§ Your task
Report how many lines hold the word "from"; answer with the number alone.

§ Dataset
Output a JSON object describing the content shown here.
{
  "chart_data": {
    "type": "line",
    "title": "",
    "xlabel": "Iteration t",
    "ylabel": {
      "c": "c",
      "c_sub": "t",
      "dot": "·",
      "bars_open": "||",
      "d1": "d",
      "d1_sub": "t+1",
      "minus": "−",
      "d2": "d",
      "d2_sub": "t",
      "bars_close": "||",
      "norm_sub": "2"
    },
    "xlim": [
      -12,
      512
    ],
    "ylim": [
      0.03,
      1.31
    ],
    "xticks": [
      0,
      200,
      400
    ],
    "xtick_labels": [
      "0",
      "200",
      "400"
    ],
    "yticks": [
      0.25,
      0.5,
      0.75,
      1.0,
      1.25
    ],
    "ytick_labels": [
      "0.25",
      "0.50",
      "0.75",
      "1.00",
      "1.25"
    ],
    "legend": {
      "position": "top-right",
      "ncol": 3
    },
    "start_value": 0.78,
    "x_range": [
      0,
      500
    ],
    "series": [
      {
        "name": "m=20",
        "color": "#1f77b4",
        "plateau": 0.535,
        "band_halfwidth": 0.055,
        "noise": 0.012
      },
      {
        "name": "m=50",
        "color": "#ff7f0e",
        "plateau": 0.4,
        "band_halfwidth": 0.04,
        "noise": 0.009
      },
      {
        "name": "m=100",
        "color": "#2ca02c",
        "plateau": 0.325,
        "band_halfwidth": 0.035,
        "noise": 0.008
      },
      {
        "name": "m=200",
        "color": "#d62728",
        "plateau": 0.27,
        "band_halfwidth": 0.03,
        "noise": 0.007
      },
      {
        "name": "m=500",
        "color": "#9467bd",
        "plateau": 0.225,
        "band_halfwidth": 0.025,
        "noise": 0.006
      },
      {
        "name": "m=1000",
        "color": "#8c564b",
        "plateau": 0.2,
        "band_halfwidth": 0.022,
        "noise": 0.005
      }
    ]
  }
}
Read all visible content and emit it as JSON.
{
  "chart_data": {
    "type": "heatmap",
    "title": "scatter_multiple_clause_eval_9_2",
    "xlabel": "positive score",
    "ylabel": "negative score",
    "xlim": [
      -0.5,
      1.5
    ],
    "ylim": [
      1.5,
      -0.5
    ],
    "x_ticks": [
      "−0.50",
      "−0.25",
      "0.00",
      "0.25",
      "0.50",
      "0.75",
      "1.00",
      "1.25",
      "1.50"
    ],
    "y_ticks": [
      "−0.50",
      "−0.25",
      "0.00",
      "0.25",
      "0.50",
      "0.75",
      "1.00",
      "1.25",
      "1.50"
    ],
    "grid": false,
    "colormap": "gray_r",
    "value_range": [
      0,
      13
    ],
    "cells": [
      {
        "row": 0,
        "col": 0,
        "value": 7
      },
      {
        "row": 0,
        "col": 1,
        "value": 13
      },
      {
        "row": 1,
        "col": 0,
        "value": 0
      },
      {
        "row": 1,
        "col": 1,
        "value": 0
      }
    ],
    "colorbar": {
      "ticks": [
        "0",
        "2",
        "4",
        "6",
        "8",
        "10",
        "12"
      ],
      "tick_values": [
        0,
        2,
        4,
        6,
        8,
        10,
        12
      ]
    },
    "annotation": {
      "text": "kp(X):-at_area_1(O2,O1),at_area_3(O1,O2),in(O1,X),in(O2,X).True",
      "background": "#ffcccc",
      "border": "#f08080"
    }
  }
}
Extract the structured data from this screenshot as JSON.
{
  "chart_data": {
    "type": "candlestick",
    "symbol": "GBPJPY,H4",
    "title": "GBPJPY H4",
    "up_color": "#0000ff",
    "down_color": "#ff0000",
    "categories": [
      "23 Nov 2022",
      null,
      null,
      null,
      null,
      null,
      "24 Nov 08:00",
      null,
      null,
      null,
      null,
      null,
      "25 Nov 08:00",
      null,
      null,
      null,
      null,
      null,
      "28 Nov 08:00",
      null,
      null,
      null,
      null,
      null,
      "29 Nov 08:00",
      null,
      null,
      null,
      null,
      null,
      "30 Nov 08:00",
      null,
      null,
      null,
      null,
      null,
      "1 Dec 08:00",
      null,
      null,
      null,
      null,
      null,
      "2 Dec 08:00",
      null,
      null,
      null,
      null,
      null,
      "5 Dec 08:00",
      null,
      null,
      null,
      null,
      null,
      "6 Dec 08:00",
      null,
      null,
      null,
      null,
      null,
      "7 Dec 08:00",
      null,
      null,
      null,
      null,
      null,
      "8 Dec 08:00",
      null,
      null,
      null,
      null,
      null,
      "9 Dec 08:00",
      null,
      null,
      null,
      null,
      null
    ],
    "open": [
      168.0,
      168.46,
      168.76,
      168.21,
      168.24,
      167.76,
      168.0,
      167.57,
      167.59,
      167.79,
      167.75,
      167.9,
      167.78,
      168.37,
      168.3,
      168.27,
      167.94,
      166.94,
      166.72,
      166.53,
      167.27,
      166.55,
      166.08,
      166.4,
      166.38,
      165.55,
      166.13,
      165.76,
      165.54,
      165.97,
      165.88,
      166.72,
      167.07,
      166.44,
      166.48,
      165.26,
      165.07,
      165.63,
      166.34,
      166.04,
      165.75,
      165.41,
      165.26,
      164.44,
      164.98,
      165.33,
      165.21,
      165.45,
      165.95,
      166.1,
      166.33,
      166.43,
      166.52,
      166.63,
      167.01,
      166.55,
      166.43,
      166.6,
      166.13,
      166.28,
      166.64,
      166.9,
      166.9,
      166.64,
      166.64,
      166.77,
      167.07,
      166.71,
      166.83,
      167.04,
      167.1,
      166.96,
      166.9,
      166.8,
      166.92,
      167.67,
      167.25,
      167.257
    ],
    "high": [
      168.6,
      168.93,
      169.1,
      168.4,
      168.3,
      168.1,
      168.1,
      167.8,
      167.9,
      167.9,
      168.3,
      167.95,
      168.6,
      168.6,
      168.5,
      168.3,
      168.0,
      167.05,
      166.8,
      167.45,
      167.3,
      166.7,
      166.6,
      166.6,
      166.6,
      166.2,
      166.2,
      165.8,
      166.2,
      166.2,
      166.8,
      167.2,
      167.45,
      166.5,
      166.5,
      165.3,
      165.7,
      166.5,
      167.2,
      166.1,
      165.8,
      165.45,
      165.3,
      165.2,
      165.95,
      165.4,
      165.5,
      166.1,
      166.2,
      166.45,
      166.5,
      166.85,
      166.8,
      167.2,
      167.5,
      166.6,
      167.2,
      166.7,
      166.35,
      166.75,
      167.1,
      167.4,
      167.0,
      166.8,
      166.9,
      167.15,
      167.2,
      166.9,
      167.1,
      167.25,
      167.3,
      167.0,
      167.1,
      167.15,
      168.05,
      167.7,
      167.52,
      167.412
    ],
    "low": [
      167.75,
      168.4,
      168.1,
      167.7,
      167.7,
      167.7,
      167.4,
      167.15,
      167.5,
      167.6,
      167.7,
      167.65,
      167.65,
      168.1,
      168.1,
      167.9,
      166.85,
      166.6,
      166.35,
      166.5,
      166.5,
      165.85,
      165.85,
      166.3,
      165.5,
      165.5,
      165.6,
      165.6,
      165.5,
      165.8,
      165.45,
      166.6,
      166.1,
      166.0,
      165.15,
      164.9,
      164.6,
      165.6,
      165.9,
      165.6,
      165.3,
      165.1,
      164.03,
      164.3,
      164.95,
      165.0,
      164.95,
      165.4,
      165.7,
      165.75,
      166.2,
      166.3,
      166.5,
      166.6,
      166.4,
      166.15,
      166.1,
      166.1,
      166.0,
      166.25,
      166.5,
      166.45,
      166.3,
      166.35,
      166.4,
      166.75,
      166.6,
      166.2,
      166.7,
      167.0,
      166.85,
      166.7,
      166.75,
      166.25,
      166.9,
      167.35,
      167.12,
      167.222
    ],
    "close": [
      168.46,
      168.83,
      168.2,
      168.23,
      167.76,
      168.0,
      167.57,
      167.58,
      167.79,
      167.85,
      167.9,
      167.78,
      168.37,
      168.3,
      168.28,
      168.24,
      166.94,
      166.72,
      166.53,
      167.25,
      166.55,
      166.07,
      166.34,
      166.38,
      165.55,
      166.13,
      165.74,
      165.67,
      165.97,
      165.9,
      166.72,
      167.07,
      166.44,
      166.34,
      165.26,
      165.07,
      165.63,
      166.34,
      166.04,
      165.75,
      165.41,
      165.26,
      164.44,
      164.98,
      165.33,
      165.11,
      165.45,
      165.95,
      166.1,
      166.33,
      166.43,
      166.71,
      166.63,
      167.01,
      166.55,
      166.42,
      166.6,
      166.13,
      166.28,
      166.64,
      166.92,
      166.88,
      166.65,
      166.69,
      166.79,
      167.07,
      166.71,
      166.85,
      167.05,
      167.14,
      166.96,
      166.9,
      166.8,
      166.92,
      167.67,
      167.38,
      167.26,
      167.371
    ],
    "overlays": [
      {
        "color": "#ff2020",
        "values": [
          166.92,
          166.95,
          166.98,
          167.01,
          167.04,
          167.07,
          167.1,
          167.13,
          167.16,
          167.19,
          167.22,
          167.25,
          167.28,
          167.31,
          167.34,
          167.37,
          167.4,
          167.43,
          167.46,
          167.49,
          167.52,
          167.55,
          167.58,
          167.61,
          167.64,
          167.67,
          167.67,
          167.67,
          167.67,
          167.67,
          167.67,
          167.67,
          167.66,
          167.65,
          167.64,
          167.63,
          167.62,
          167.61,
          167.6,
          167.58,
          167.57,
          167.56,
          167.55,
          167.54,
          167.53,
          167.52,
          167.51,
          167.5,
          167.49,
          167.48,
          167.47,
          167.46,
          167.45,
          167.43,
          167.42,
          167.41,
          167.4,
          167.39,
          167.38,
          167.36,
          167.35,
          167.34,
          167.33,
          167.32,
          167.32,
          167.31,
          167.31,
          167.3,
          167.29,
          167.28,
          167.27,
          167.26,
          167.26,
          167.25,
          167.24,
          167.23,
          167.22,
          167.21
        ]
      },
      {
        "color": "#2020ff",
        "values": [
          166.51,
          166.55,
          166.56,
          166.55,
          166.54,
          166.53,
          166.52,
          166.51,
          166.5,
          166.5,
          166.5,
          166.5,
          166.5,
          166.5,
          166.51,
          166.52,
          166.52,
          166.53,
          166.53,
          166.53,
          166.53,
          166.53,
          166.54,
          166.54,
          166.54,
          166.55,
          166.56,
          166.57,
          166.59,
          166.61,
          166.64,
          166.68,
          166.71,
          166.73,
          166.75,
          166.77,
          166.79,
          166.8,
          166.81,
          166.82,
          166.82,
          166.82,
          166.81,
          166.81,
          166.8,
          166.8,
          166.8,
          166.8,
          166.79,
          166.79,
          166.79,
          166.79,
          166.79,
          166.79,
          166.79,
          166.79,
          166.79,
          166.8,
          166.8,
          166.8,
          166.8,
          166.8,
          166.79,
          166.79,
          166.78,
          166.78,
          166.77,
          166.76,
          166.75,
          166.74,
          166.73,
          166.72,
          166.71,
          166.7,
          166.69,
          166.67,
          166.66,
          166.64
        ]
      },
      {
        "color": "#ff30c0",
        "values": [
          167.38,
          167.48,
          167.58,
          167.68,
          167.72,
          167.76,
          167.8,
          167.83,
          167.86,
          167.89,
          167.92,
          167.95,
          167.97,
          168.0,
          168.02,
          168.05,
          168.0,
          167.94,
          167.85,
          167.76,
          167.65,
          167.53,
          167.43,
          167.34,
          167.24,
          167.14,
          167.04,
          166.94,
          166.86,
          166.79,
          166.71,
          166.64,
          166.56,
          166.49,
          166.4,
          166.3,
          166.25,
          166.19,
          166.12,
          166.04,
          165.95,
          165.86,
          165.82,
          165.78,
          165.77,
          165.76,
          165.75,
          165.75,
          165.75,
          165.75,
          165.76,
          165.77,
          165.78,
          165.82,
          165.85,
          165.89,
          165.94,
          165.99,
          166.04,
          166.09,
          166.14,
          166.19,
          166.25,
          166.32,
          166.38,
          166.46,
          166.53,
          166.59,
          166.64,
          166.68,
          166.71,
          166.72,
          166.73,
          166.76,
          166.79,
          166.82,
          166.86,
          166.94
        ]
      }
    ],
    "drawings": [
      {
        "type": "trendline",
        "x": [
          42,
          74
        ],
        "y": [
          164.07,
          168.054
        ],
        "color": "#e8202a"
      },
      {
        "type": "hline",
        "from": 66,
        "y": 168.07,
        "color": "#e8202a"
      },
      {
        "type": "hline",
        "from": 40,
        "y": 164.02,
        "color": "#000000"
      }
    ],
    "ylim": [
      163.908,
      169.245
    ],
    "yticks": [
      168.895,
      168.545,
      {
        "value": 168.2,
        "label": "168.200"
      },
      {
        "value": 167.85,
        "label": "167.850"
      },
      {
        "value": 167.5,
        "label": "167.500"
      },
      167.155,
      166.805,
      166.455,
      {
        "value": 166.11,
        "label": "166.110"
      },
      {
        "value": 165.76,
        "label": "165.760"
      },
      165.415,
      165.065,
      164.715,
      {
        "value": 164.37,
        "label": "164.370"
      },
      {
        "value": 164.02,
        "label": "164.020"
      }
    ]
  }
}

§ Full solution
3